Namun, penggunaan vaksin AstraZeneca bersifat mubah atau diperbolehkan karena bersifat mendesak atau dalam kondisi darurat syar'i.
Sekretaris Jenderal (Sekjen MUI), Amirsyah Tambunan mengatakan, temuan vaksin AstraZaneca itu berdasarkan uji laboratorium dan hasil audit.
Produksi vaksin terdiri dari penyiapan sel inang HEK 293, pengernbangan inokulum bibit vaksin rekombinan (ChAd0x1-S [recombinant]), penyiapan media produksi vaksin, produksi vaksin menggunakan inokulum bibit vaksin ChAdOx1-S (recombinant) pada sel inang HEK 293 pada media steril, proses pemisahan serta pemurnian produk bulk vaksin, formulasi vaksin dengan penambahan eksipien, filtrasi secara aseptis serta pengisian ke dalam ampul.
"Ini hasil audit," ujar Amirsyah Tambunan kepada
Kantor Berita Politik RMOL sesaat lalu di Jakarta, Selasa (23/3).
Adapun, kata Amirsyah, terkait negara-negara Islam lainnya yang turut menggunakan vaksin AstraZeneca, itu kemungkinan beda pendekatan metodologis dalam penelitian vaksin asal Korea Selatan itu.
Ia juga tidak menampik jika vaksin yang diterima Indonesia dan telah dilakukan uji laboratorium hingga audit tersebut berbeda kandungannya dengan negara-negara lain.
"Ya, juga beda metodologinya," kata Amirsyah Tambunan.
Pihak AstraZeneca Indonesia sebelumnya membantah bahwa vaksin buatannya tidak mengandung babi dan hewan lain dalam proses pembuatannya.
"Semua tahapan proses produksi vaksin ini tidak menggunakan dan bersentuhan dengan produk turunan babi atau produk hewani lainnya," demikian pernyataan AstraZeneca dalam keterangan tertulisnya.
Masih kata pihak AstraZaneca Indonesia, vaksin AstraZeneca, disebut merupakan vaksin vektor virus yang tidak mengandung produk yang berasal dari hewan, sebagaimana yang telah dikonfirmasi Badan Otoritas Produk Obat dan Kesehatan Inggris.
Bahkan, vaksin AstraZaneca telah disetujui lebih dari 70 negara di seluruh dunia. Beberapa diantaranya Arab Saudi, Uni Emirat Arab, Kuwait, Bahrain, Oman, Mesir, Aljazair, dan Maroko.

+ + + + +

Tugas:
Terjemahkan ke dalam bahasa Inggris kalimat berikut dari teks tentang vaksin AstraZeneca: "'Semua tahapan proses produksi vaksin ini tidak menggunakan dan bersentuhan dengan produk turunan babi atau produk hewani lainnya,' demikian pernyataan AstraZeneca dalam keterangan tertulisnya."

Data:
+ + + + +

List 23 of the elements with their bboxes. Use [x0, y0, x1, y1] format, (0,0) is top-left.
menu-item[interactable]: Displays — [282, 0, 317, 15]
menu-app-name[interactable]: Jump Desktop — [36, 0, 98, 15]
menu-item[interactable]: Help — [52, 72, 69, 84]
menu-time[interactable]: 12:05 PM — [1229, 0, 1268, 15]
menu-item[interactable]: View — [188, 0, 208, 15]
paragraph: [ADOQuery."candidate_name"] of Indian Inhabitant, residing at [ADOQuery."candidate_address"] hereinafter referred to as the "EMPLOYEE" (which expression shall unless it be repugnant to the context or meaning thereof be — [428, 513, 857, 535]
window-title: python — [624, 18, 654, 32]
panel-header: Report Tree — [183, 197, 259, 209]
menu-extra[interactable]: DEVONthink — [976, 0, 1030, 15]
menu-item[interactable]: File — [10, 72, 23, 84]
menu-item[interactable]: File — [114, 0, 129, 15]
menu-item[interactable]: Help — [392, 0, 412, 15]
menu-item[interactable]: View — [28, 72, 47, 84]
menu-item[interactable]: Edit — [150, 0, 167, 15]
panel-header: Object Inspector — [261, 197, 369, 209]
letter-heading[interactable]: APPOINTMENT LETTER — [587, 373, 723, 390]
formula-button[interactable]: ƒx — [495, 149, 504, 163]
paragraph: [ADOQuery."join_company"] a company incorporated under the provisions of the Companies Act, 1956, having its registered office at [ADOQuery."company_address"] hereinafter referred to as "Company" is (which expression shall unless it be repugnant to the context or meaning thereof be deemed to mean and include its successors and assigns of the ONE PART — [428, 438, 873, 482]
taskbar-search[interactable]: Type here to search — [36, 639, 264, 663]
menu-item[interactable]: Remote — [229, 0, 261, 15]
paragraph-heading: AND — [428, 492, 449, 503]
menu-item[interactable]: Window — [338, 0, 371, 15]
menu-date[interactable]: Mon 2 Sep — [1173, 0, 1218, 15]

+ + + + +

Hasil Tugas:
"None of the stages of this vaccine's production process use or come into contact with pork-derived products or other animal products," AstraZeneca stated in its written statement.